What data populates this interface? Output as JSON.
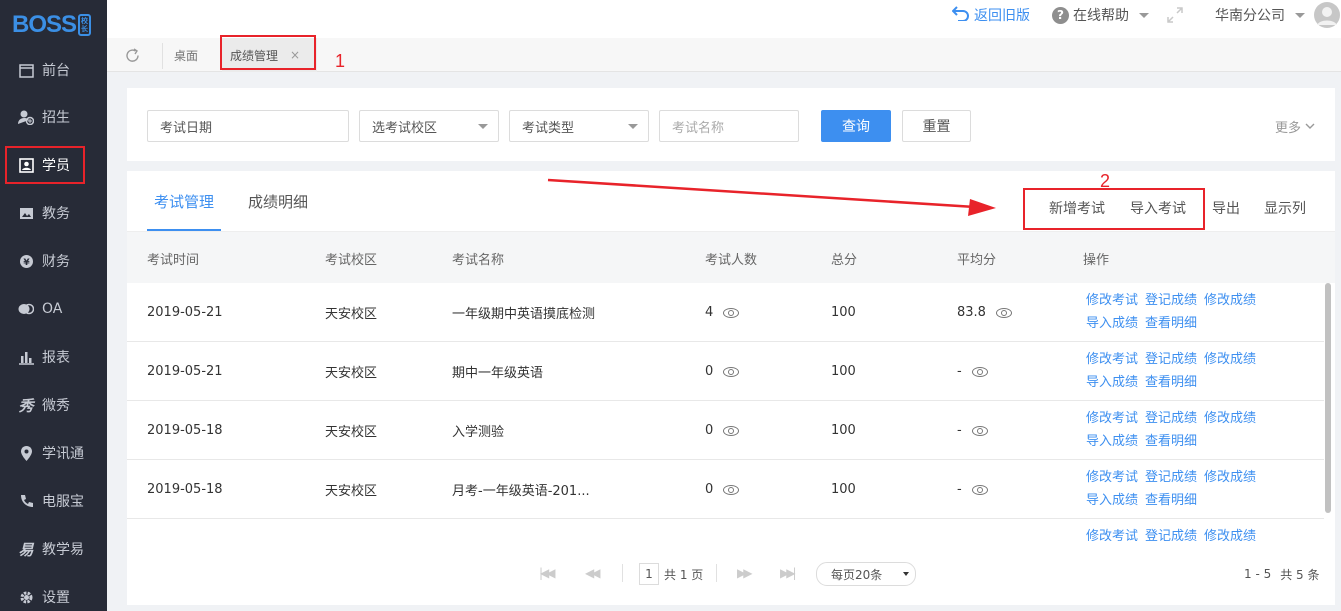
{
  "logo": {
    "text": "BOSS",
    "badge_top": "校",
    "badge_bottom": "长"
  },
  "sidebar": {
    "items": [
      {
        "label": "前台",
        "icon": "calendar-icon"
      },
      {
        "label": "招生",
        "icon": "user-add-icon"
      },
      {
        "label": "学员",
        "icon": "student-card-icon"
      },
      {
        "label": "教务",
        "icon": "image-book-icon"
      },
      {
        "label": "财务",
        "icon": "yen-coin-icon"
      },
      {
        "label": "OA",
        "icon": "chat-bubbles-icon"
      },
      {
        "label": "报表",
        "icon": "bar-chart-icon"
      },
      {
        "label": "微秀",
        "icon": "xiu-icon"
      },
      {
        "label": "学讯通",
        "icon": "location-pin-icon"
      },
      {
        "label": "电服宝",
        "icon": "phone-service-icon"
      },
      {
        "label": "教学易",
        "icon": "teach-icon"
      },
      {
        "label": "设置",
        "icon": "gear-icon"
      }
    ]
  },
  "topbar": {
    "back_old": "返回旧版",
    "help": "在线帮助",
    "branch": "华南分公司"
  },
  "tabs": {
    "desk": "桌面",
    "current": "成绩管理",
    "close": "×"
  },
  "annotations": {
    "num1": "1",
    "num2": "2"
  },
  "filters": {
    "exam_date": "考试日期",
    "campus": "选考试校区",
    "exam_type": "考试类型",
    "exam_name_placeholder": "考试名称",
    "query": "查询",
    "reset": "重置",
    "more": "更多"
  },
  "panel_tabs": [
    "考试管理",
    "成绩明细"
  ],
  "actions": {
    "add": "新增考试",
    "import": "导入考试",
    "export": "导出",
    "columns": "显示列"
  },
  "table": {
    "headers": [
      "考试时间",
      "考试校区",
      "考试名称",
      "考试人数",
      "总分",
      "平均分",
      "操作"
    ],
    "rows": [
      {
        "date": "2019-05-21",
        "campus": "天安校区",
        "name": "一年级期中英语摸底检测",
        "count": "4",
        "total": "100",
        "avg": "83.8"
      },
      {
        "date": "2019-05-21",
        "campus": "天安校区",
        "name": "期中一年级英语",
        "count": "0",
        "total": "100",
        "avg": "-"
      },
      {
        "date": "2019-05-18",
        "campus": "天安校区",
        "name": "入学测验",
        "count": "0",
        "total": "100",
        "avg": "-"
      },
      {
        "date": "2019-05-18",
        "campus": "天安校区",
        "name": "月考-一年级英语-201...",
        "count": "0",
        "total": "100",
        "avg": "-"
      },
      {
        "date": "",
        "campus": "",
        "name": "",
        "count": "",
        "total": "",
        "avg": ""
      }
    ],
    "ops_line1": [
      "修改考试",
      "登记成绩",
      "修改成绩"
    ],
    "ops_line2": [
      "导入成绩",
      "查看明细"
    ]
  },
  "pager": {
    "page": "1",
    "total_pages": "共 1 页",
    "per_page": "每页20条",
    "range": "1 - 5",
    "total": "共 5 条"
  }
}
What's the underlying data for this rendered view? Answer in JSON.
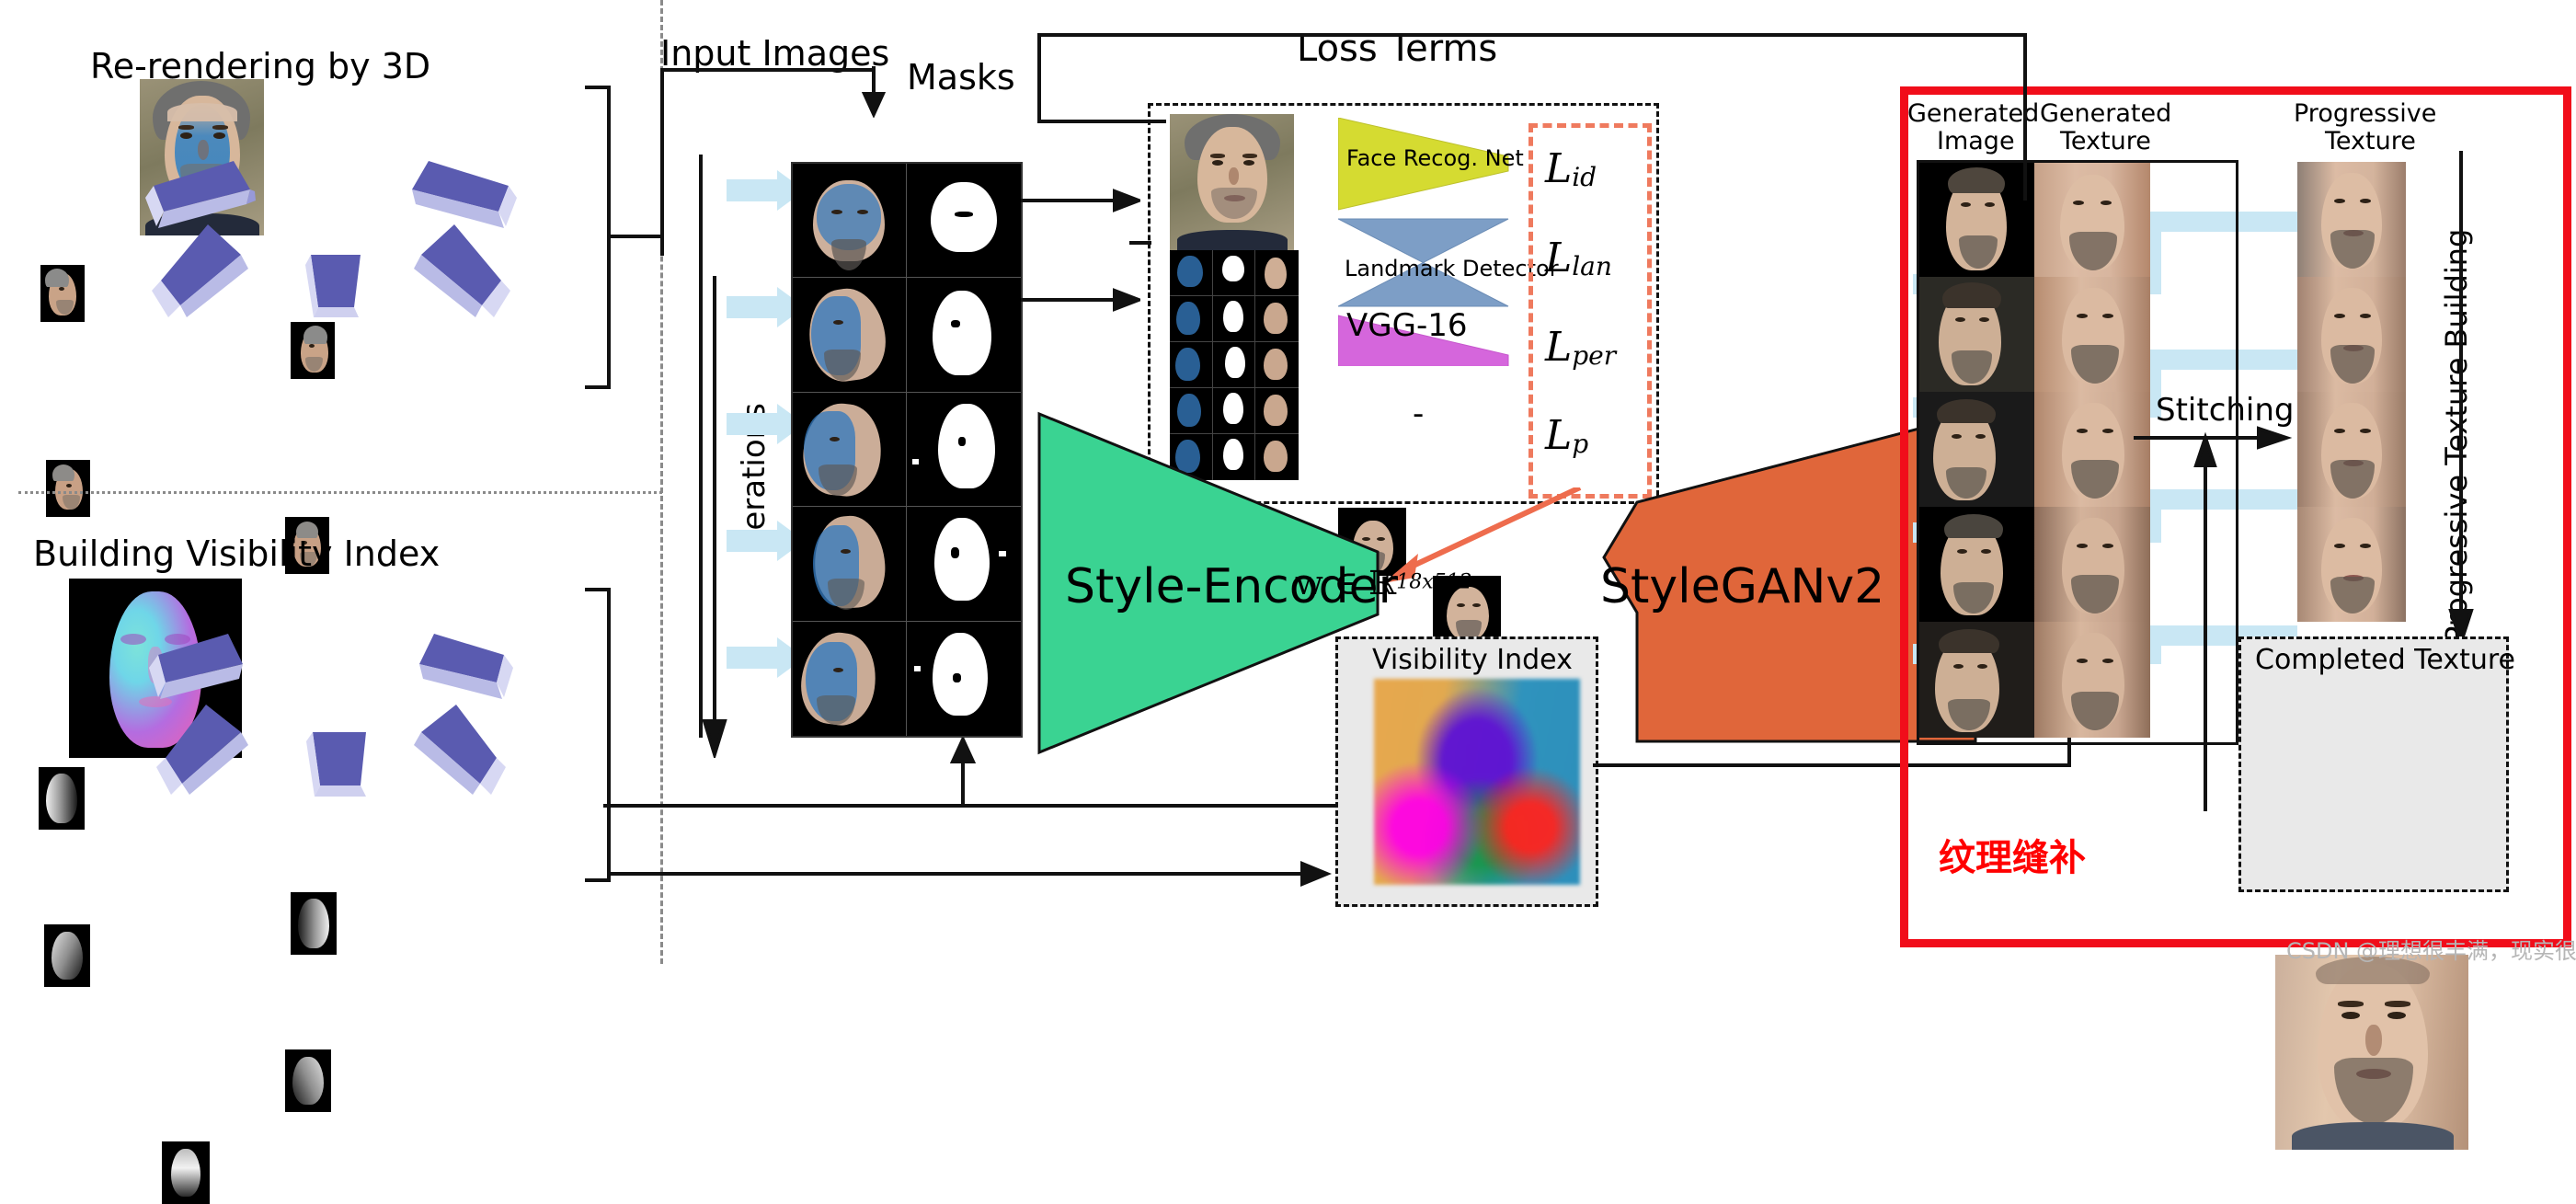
{
  "figure": {
    "type": "pipeline-diagram",
    "title_left_top": "Re-rendering by 3D",
    "title_left_bottom": "Building Visibility Index",
    "label_input_images": "Input Images",
    "label_masks": "Masks",
    "label_iterations": "Iterations",
    "label_loss_terms": "Loss Terms",
    "label_style_encoder": "Style-Encoder",
    "label_w_space": "w ∈ ℝ",
    "label_w_space_sup": "18x512",
    "label_stylegan": "StyleGANv2",
    "label_visibility_index": "Visibility Index",
    "label_stitching": "Stitching",
    "label_generated_image": "Generated\nImage",
    "label_generated_image_l1": "Generated",
    "label_generated_image_l2": "Image",
    "label_generated_texture_l1": "Generated",
    "label_generated_texture_l2": "Texture",
    "label_progressive_texture_l1": "Progressive",
    "label_progressive_texture_l2": "Texture",
    "label_progressive_texture_building": "Progressive Texture Building",
    "label_completed_texture": "Completed Texture",
    "label_annotation_cn": "纹理缝补",
    "watermark": "CSDN @理想很丰满，现实很骨感"
  },
  "loss_networks": [
    {
      "name": "Face Recog. Net",
      "color": "#d5db31",
      "shape": "trapezoid-right"
    },
    {
      "name": "Landmark Detector",
      "color": "#7d9ec6",
      "shape": "bowtie"
    },
    {
      "name": "VGG-16",
      "color": "#d566dc",
      "shape": "trapezoid-right"
    }
  ],
  "loss_terms": [
    {
      "symbol": "L",
      "subscript": "id"
    },
    {
      "symbol": "L",
      "subscript": "lan"
    },
    {
      "symbol": "L",
      "subscript": "per"
    },
    {
      "symbol": "L",
      "subscript": "p"
    }
  ],
  "colors": {
    "style_encoder": "#3ad392",
    "stylegan": "#e0663a",
    "red_box": "#f10d1a",
    "annotation_cn": "#ff0000",
    "flow_arrow": "#c9e7f4",
    "loss_dash": "#ef7a5e",
    "frustum_dark": "#5a5bb0",
    "frustum_light": "#b9bbe6"
  },
  "counts": {
    "rerender_views": 5,
    "visibility_views": 5,
    "mask_rows": 5,
    "mask_cols": 2,
    "loss_grid_rows": 5,
    "loss_grid_cols": 3,
    "generated_rows": 5,
    "progressive_rows": 4
  }
}
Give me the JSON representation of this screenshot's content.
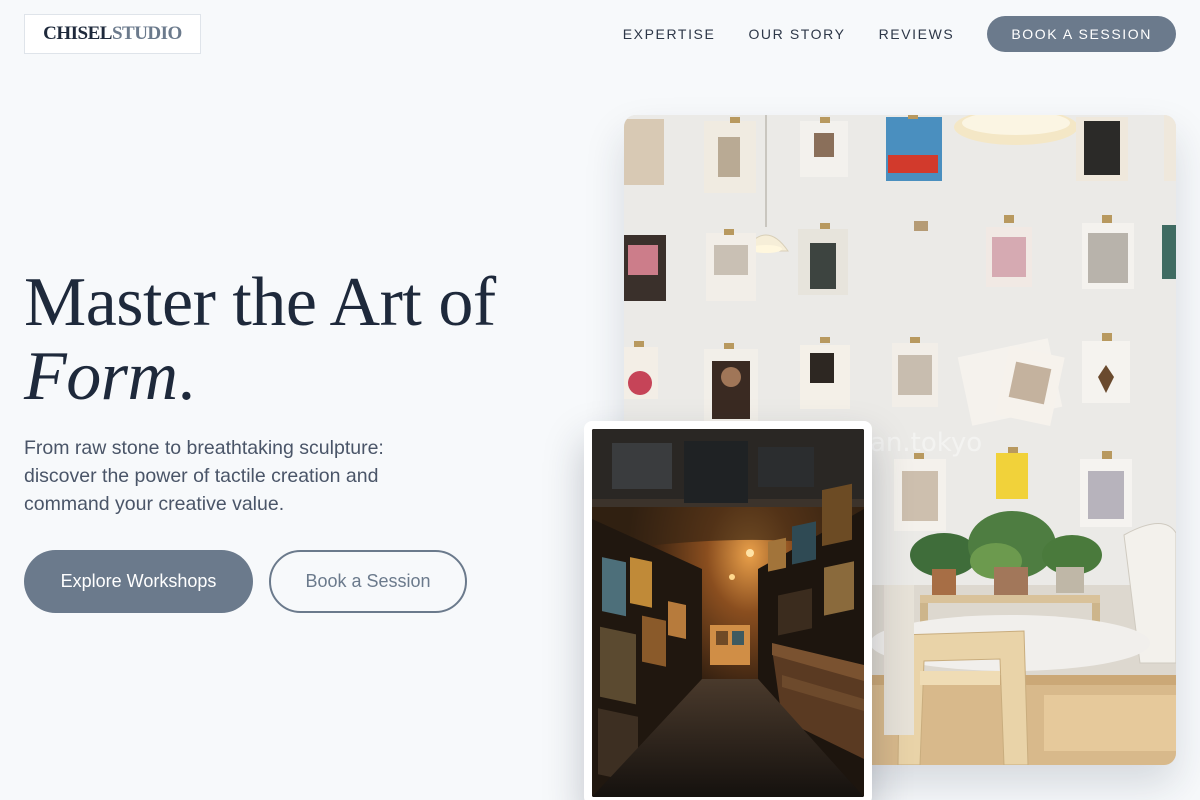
{
  "brand": {
    "name_primary": "CHISEL",
    "name_secondary": "STUDIO"
  },
  "nav": {
    "links": [
      "EXPERTISE",
      "OUR STORY",
      "REVIEWS"
    ],
    "cta": "BOOK A SESSION"
  },
  "hero": {
    "title_line1": "Master the Art of",
    "title_line2": "Form",
    "title_punct": ".",
    "subtitle": "From raw stone to breathtaking sculpture: discover the power of tactile creation and command your creative value.",
    "primary_button": "Explore Workshops",
    "secondary_button": "Book a Session"
  },
  "images": {
    "main": {
      "description": "Cafe wall with magazines on clipboards, pendant lamp, plants and table"
    },
    "inset": {
      "description": "Dim corridor of an art shop lined with framed paintings"
    }
  },
  "colors": {
    "background": "#f7f9fb",
    "text_dark": "#1e293b",
    "accent": "#6b7a8c"
  }
}
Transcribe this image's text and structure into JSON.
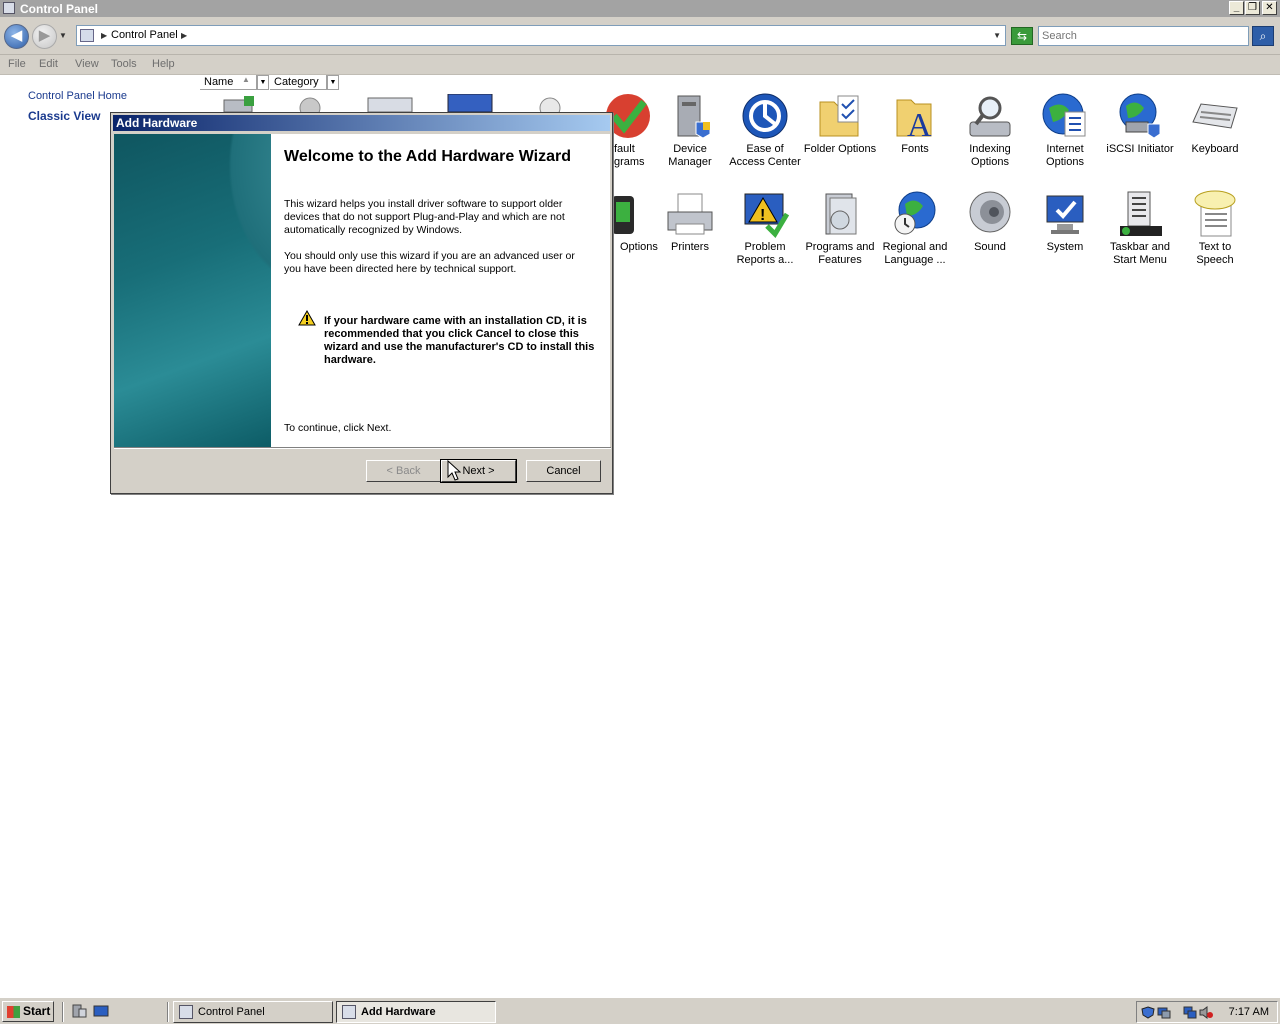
{
  "window": {
    "title": "Control Panel"
  },
  "address": {
    "location": "Control Panel",
    "search_placeholder": "Search"
  },
  "menu": [
    "File",
    "Edit",
    "View",
    "Tools",
    "Help"
  ],
  "left_pane": {
    "home_link": "Control Panel Home",
    "classic_view": "Classic View"
  },
  "columns": {
    "name": "Name",
    "category": "Category"
  },
  "items_row1": [
    {
      "label": "fault\ngrams",
      "icon": "default-programs-icon"
    },
    {
      "label": "Device\nManager",
      "icon": "device-manager-icon"
    },
    {
      "label": "Ease of\nAccess Center",
      "icon": "ease-of-access-icon"
    },
    {
      "label": "Folder Options",
      "icon": "folder-options-icon"
    },
    {
      "label": "Fonts",
      "icon": "fonts-icon"
    },
    {
      "label": "Indexing\nOptions",
      "icon": "indexing-options-icon"
    },
    {
      "label": "Internet\nOptions",
      "icon": "internet-options-icon"
    },
    {
      "label": "iSCSI Initiator",
      "icon": "iscsi-initiator-icon"
    },
    {
      "label": "Keyboard",
      "icon": "keyboard-icon"
    }
  ],
  "items_row2": [
    {
      "label": "Options",
      "icon": "power-options-icon"
    },
    {
      "label": "Printers",
      "icon": "printers-icon"
    },
    {
      "label": "Problem\nReports a...",
      "icon": "problem-reports-icon"
    },
    {
      "label": "Programs and\nFeatures",
      "icon": "programs-features-icon"
    },
    {
      "label": "Regional and\nLanguage ...",
      "icon": "regional-language-icon"
    },
    {
      "label": "Sound",
      "icon": "sound-icon"
    },
    {
      "label": "System",
      "icon": "system-icon"
    },
    {
      "label": "Taskbar and\nStart Menu",
      "icon": "taskbar-start-menu-icon"
    },
    {
      "label": "Text to\nSpeech",
      "icon": "text-to-speech-icon"
    }
  ],
  "dialog": {
    "title": "Add Hardware",
    "heading": "Welcome to the Add Hardware Wizard",
    "para1": "This wizard helps you install driver software to support older devices that do not support Plug-and-Play and which are not automatically recognized by Windows.",
    "para2": "You should only use this wizard if you are an advanced user or you have been directed here by technical support.",
    "warning": "If your hardware came with an installation CD, it is recommended that you click Cancel to close this wizard and use the manufacturer's CD to install this hardware.",
    "continue": "To continue, click Next.",
    "back": "< Back",
    "next": "Next >",
    "cancel": "Cancel"
  },
  "taskbar": {
    "start": "Start",
    "tasks": [
      "Control Panel",
      "Add Hardware"
    ],
    "clock": "7:17 AM"
  }
}
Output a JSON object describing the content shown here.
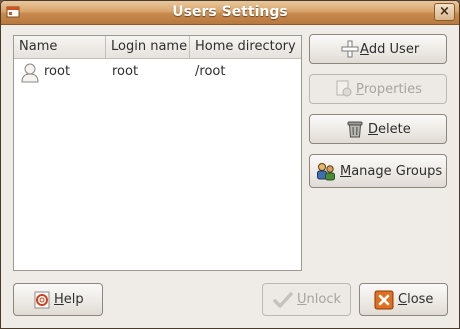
{
  "window": {
    "title": "Users Settings"
  },
  "user_list": {
    "columns": [
      "Name",
      "Login name",
      "Home directory"
    ],
    "rows": [
      {
        "name": "root",
        "login": "root",
        "home": "/root",
        "icon": "user-icon"
      }
    ]
  },
  "side_buttons": {
    "add_user": {
      "mnemonic": "A",
      "rest": "dd User",
      "icon": "add-icon",
      "enabled": true
    },
    "properties": {
      "mnemonic": "P",
      "rest": "roperties",
      "icon": "properties-icon",
      "enabled": false
    },
    "delete": {
      "mnemonic": "D",
      "rest": "elete",
      "icon": "trash-icon",
      "enabled": true
    },
    "manage_groups": {
      "mnemonic": "M",
      "rest": "anage Groups",
      "icon": "groups-icon",
      "enabled": true
    }
  },
  "bottom_buttons": {
    "help": {
      "mnemonic": "H",
      "rest": "elp",
      "icon": "help-icon",
      "enabled": true
    },
    "unlock": {
      "mnemonic": "U",
      "rest": "nlock",
      "icon": "check-icon",
      "enabled": false
    },
    "close": {
      "mnemonic": "C",
      "rest": "lose",
      "icon": "close-icon",
      "enabled": true
    }
  },
  "colors": {
    "titlebar": "#d9a46b",
    "close_icon": "#e0701f"
  }
}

◆ **What needs to be done**
Copy all lines from the material that hold "Building".

◆ **Response below**
    "title_left_bottom": "Building Visibility Index",
    "label_progressive_texture_building": "Progressive Texture Building",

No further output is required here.